Set task.
Please quote the material exactly, every line of it.

** begin Records to use **

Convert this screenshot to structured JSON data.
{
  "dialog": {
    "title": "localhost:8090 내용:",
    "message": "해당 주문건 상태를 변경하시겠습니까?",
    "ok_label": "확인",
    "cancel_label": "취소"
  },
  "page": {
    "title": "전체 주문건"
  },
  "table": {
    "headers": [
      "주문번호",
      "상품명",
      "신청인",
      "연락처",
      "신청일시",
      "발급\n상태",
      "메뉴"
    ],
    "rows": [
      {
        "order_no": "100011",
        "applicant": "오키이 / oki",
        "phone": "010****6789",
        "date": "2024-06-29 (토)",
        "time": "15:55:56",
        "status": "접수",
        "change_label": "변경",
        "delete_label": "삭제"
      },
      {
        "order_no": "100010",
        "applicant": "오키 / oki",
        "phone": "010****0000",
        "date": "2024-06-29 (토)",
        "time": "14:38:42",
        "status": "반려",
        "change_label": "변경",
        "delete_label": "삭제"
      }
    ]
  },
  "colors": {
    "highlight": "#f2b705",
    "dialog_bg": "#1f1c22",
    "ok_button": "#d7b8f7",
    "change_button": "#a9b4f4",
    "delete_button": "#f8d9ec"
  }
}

** end Records to use **

The response.
Convert this screenshot to structured JSON data.
{
  "dialog": {
    "title": "localhost:8090 내용:",
    "message": "해당 주문건 상태를 변경하시겠습니까?",
    "ok_label": "확인",
    "cancel_label": "취소"
  },
  "page": {
    "title": "전체 주문건"
  },
  "table": {
    "headers": [
      "주문번호",
      "상품명",
      "신청인",
      "연락처",
      "신청일시",
      "발급\n상태",
      "메뉴"
    ],
    "rows": [
      {
        "order_no": "100011",
        "applicant": "오키이 / oki",
        "phone": "010****6789",
        "date": "2024-06-29 (토)",
        "time": "15:55:56",
        "status": "접수",
        "change_label": "변경",
        "delete_label": "삭제"
      },
      {
        "order_no": "100010",
        "applicant": "오키 / oki",
        "phone": "010****0000",
        "date": "2024-06-29 (토)",
        "time": "14:38:42",
        "status": "반려",
        "change_label": "변경",
        "delete_label": "삭제"
      }
    ]
  },
  "colors": {
    "highlight": "#f2b705",
    "dialog_bg": "#1f1c22",
    "ok_button": "#d7b8f7",
    "change_button": "#a9b4f4",
    "delete_button": "#f8d9ec"
  }
}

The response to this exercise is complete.